PROBLEM TO WORK ON: Below are the records; pull every line that includes "neither".

EXCERPTED DATA:
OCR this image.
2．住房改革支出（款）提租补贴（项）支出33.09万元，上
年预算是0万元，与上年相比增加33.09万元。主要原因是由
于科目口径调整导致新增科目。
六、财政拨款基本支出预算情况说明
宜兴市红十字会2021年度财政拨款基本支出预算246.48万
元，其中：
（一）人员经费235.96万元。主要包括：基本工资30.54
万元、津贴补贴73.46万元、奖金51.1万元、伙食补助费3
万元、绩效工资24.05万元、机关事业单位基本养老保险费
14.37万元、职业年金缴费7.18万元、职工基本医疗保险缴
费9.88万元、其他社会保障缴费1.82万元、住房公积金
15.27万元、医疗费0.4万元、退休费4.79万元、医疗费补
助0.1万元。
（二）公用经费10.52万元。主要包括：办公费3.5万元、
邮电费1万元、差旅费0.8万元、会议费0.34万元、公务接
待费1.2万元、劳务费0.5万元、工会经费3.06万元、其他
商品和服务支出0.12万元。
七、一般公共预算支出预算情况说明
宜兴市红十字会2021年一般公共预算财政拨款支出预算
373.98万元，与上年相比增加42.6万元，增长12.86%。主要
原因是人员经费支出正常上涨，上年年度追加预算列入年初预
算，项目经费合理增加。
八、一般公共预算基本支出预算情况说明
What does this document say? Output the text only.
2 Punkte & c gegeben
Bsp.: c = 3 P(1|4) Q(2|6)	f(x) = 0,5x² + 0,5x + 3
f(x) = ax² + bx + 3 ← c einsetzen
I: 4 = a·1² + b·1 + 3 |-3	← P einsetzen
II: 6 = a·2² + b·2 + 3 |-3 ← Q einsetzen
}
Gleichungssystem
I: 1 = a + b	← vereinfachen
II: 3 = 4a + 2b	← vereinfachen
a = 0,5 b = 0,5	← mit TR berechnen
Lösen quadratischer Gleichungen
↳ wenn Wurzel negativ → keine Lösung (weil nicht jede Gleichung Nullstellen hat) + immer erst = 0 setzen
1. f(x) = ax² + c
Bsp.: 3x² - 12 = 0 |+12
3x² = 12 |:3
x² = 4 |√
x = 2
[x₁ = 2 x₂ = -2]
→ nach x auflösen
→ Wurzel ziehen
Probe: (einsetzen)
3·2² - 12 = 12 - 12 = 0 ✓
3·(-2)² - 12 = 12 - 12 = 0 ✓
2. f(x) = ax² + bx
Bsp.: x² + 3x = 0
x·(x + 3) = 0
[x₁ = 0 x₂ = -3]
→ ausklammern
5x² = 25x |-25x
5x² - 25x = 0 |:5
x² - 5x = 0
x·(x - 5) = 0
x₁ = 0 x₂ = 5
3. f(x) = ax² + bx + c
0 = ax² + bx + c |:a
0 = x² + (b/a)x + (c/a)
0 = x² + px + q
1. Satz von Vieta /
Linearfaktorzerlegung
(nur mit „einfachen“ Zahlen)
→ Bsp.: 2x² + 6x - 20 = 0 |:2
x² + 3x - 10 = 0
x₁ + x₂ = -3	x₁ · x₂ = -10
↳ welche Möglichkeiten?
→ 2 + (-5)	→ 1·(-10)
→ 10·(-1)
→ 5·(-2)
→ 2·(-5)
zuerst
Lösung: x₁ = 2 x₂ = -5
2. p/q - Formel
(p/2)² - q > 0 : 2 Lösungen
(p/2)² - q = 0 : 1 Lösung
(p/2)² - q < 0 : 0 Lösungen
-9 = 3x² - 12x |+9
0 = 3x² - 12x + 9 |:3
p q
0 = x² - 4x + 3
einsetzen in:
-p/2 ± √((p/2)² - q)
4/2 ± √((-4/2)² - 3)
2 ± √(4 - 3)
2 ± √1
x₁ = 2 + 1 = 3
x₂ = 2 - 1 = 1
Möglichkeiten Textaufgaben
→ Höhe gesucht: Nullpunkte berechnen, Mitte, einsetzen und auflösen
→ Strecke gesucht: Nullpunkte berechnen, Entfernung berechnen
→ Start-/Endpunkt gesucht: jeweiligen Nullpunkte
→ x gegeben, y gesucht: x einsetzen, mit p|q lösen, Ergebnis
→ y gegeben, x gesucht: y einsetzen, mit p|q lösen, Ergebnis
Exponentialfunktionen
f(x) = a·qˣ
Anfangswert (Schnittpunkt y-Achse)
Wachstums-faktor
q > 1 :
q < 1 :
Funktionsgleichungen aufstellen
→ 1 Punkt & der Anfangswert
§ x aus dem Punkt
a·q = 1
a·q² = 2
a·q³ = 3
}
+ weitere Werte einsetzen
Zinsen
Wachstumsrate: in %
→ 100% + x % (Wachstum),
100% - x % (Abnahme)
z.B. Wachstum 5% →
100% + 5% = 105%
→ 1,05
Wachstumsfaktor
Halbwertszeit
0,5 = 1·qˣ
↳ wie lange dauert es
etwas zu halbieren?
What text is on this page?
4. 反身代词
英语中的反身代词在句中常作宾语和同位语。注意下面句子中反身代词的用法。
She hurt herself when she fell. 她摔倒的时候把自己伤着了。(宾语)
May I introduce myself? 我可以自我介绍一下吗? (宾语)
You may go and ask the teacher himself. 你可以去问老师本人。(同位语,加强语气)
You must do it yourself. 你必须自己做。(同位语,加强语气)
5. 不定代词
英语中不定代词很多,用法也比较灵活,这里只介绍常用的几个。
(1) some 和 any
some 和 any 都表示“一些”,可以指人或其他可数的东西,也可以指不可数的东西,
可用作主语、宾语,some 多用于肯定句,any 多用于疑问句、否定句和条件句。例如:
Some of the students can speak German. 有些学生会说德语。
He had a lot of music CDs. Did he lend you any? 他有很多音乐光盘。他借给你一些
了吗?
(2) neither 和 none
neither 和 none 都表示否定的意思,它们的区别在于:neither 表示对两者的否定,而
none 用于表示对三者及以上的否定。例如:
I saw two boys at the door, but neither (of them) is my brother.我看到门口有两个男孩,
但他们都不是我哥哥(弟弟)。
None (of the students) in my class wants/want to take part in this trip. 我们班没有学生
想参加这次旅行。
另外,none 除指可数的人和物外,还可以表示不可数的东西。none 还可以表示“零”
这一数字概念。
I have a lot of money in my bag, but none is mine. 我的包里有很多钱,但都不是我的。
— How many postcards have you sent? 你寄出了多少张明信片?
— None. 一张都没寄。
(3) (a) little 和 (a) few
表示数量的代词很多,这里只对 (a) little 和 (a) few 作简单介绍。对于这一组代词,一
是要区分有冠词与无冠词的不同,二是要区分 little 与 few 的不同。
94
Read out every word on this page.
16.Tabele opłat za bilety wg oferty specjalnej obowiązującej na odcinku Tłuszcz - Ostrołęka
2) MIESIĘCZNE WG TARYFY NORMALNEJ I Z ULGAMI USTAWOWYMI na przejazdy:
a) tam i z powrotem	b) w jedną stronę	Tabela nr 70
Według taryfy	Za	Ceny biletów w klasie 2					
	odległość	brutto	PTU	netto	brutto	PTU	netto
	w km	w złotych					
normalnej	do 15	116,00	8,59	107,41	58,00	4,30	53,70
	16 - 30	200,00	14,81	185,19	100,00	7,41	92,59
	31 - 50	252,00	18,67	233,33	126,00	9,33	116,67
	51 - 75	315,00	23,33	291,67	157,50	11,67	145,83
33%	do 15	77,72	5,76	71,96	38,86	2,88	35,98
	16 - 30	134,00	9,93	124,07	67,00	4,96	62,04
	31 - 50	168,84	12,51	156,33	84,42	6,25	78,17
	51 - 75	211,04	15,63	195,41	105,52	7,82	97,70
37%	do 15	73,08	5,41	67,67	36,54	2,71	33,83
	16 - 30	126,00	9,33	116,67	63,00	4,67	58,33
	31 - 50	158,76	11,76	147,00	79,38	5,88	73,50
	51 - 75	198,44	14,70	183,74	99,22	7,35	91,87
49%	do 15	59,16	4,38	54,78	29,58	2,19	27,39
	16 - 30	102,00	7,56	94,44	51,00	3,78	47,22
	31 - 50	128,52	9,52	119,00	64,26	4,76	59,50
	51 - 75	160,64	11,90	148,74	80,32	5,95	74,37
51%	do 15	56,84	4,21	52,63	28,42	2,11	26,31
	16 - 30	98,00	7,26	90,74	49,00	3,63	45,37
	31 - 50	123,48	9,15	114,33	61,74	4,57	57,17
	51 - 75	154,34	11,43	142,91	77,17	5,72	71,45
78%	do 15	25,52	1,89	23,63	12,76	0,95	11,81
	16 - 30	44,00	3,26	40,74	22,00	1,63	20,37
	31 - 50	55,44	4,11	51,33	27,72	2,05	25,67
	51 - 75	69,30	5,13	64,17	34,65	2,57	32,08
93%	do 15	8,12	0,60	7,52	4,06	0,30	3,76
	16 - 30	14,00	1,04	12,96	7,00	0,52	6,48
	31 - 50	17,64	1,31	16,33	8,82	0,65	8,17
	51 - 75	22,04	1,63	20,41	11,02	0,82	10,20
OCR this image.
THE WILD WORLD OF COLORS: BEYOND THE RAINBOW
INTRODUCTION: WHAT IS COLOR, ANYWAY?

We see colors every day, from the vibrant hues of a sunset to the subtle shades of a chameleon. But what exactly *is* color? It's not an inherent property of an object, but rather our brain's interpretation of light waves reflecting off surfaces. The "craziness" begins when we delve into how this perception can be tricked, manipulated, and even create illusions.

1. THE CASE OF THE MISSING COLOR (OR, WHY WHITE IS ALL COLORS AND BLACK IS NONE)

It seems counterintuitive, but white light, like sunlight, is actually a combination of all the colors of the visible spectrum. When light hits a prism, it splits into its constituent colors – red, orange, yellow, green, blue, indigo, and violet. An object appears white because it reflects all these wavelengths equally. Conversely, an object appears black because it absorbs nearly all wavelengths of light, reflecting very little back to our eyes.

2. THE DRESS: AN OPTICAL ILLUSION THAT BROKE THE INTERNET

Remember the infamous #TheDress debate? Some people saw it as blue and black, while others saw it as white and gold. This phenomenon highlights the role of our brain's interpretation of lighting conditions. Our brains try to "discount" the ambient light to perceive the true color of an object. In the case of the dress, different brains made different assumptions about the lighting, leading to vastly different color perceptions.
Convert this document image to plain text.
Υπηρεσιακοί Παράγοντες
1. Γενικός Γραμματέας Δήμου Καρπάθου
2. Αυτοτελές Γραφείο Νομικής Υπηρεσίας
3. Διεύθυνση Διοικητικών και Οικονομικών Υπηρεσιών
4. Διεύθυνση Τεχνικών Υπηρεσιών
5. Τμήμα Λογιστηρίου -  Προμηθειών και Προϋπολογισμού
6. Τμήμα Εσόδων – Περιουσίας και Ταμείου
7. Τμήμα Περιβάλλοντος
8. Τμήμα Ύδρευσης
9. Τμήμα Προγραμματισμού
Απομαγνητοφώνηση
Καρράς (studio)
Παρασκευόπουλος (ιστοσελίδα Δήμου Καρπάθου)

WORKED SOLUTION:
(2) neither 和 none
neither 和 none 都表示否定的意思,它们的区别在于:neither 表示对两者的否定,而
I saw two boys at the door, but neither (of them) is my brother.我看到门口有两个男孩,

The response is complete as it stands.